Part of a data file
————

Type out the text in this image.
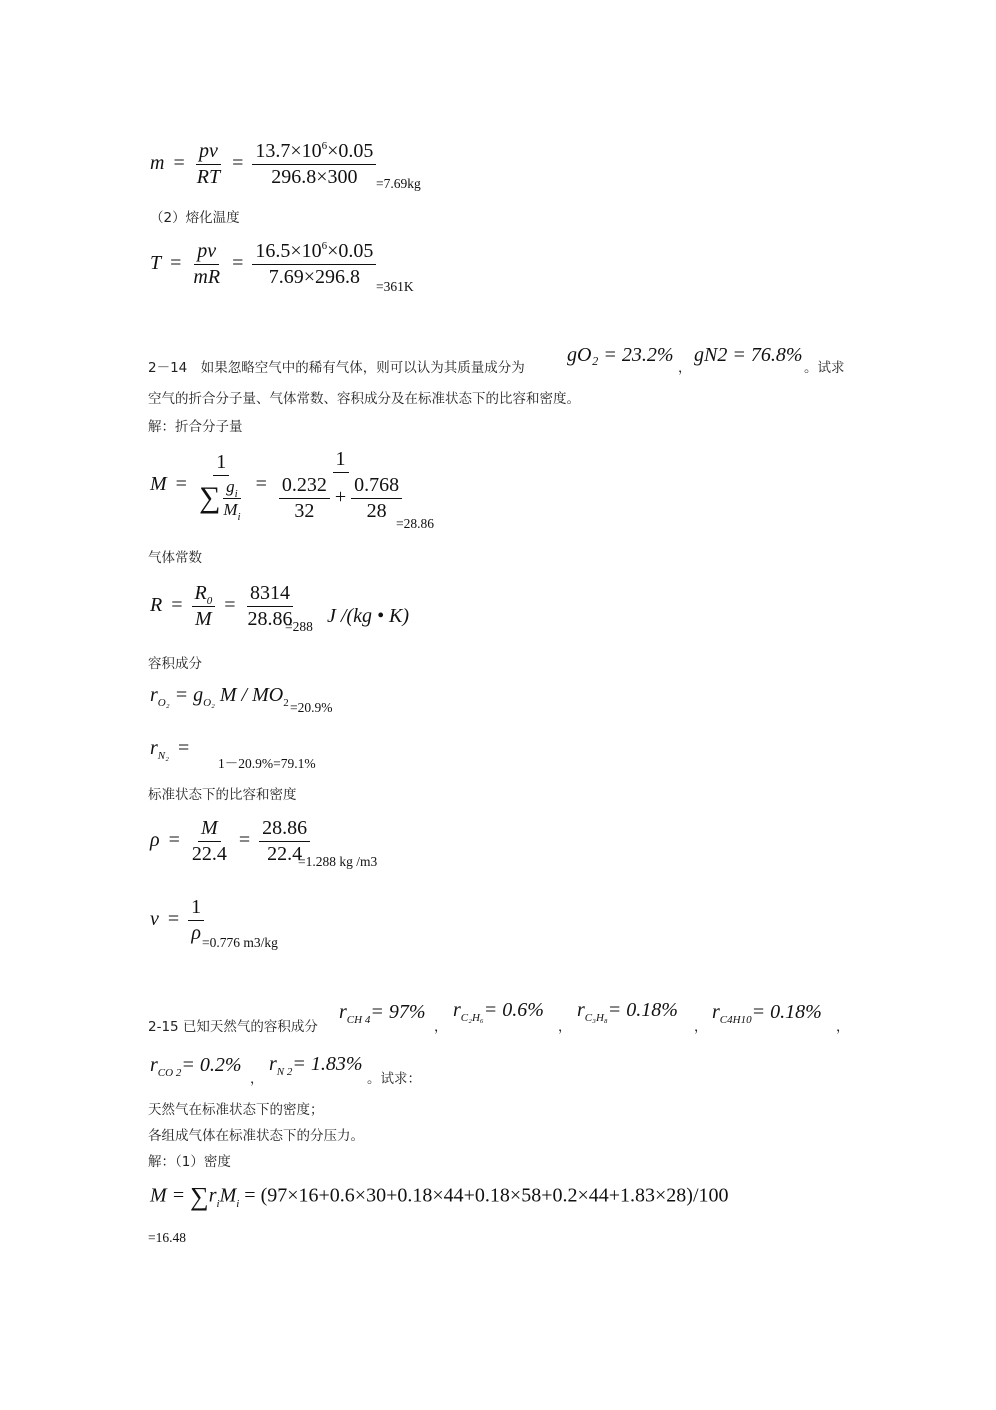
$m = \frac{pv}{RT} = \frac{13.7\times 10^6\times 0.05}{296.8\times 300} =7.69kg$
（2）熔化温度
$T = \frac{pv}{mR} = \frac{16.5\times 10^6\times 0.05}{7.69\times 296.8} =361K$
2－14　如果忽略空气中的稀有气体，则可以认为其质量成分为
gO₂ = 23.2%
，
gN2 = 76.8%
。试求
空气的折合分子量、气体常数、容积成分及在标准状态下的比容和密度。
解：折合分子量
$M = \frac{1}{\sum \frac{g_i}{M_i}} = \frac{1}{\frac{0.232}{32} + \frac{0.768}{28}}$
=28.86
气体常数
$R = \frac{R_0}{M} = \frac{8314}{28.86}$
=288 J /(kg • K)
容积成分
$r_{O_2} = g_{O_2}$ $M / MO_2 =20.9\%$
$r_{N_2}$ =
1－20.9%=79.1%
标准状态下的比容和密度
$\rho = \frac{M}{22.4} = \frac{28.86}{22.4}$
=1.288 kg /m3
$v = \frac{1}{\rho}$
=0.776 m3/kg
2-15 已知天然气的容积成分
$r_{CH 4}= 97\%$
，
$r_{C_2H_6}= 0.6\%$
，
$r_{C_3H_8}= 0.18\%$
，
$r_{C4H10}= 0.18\%$
，
$r_{CO 2}= 0.2\%$
，
$r_{N 2}= 1.83\%$
。试求：
天然气在标准状态下的密度；
各组成气体在标准状态下的分压力。
解：（1）密度
$M = \sum r_iM_i = (97\times 16+0.6\times 30+0.18\times 44+0.18\times 58+0.2\times 44+1.83\times 28)/100$
=16.48
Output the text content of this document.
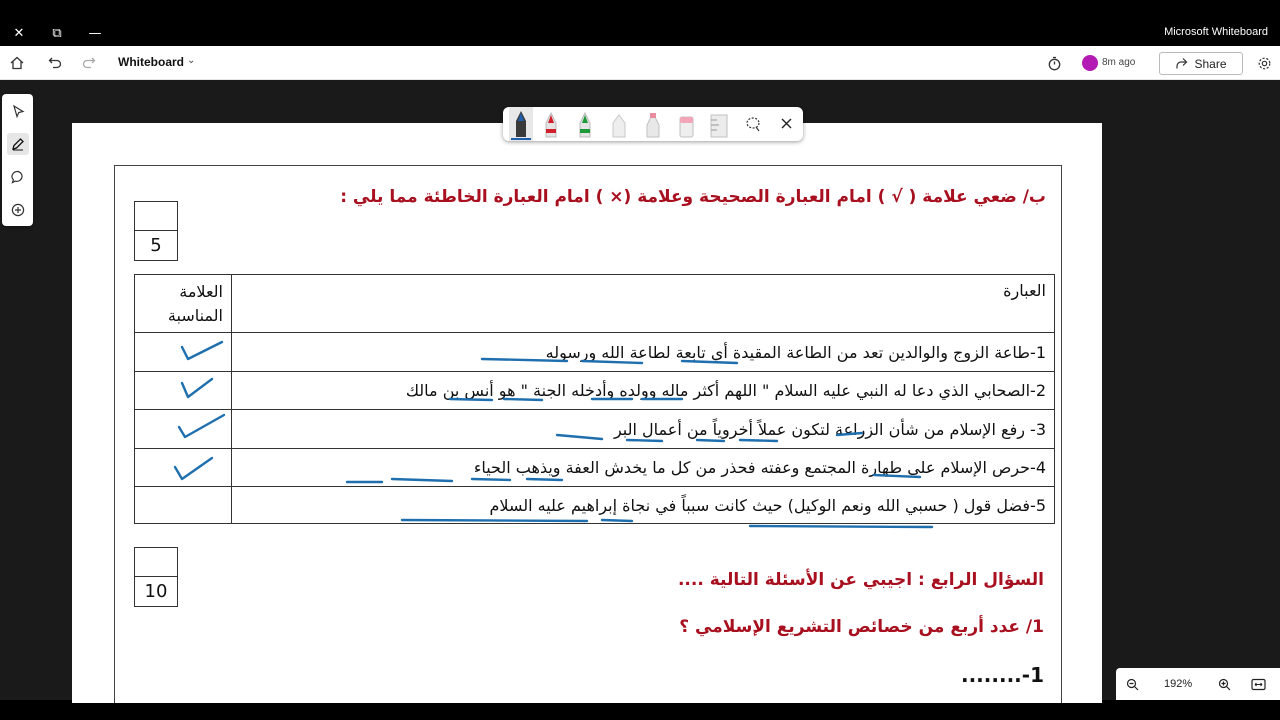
✕ ⧉ —	Microsoft Whiteboard
Whiteboard ⌄	8m ago	Share
ب/ ضعي علامة ( √ ) امام العبارة الصحيحة وعلامة (× ) امام العبارة الخاطئة مما يلي :
5
العلامة المناسبة	العبارة
	1-طاعة الزوج والوالدين تعد من الطاعة المقيدة أي تابعة لطاعة الله ورسوله
	2-الصحابي الذي دعا له النبي عليه السلام " اللهم أكثر ماله وولده وأدخله الجنة " هو أنس بن مالك
	3- رفع الإسلام من شأن الزراعة لتكون عملاً أخروياً من أعمال البر
	4-حرص الإسلام على طهارة المجتمع وعفته فحذر من كل ما يخدش العفة ويذهب الحياء
	5-فضل قول ( حسبي الله ونعم الوكيل) حيث كانت سبباً في نجاة إبراهيم عليه السلام
10
السؤال الرابع : اجيبي عن الأسئلة التالية ....
1/ عدد أربع من خصائص التشريع الإسلامي ؟
1-........	192%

————

▸ **WHAT TO DO**:
Say how many lines above hold the word "气体常数", giving only the count.

▸ **REPLY TO THE EXERCISE**:
2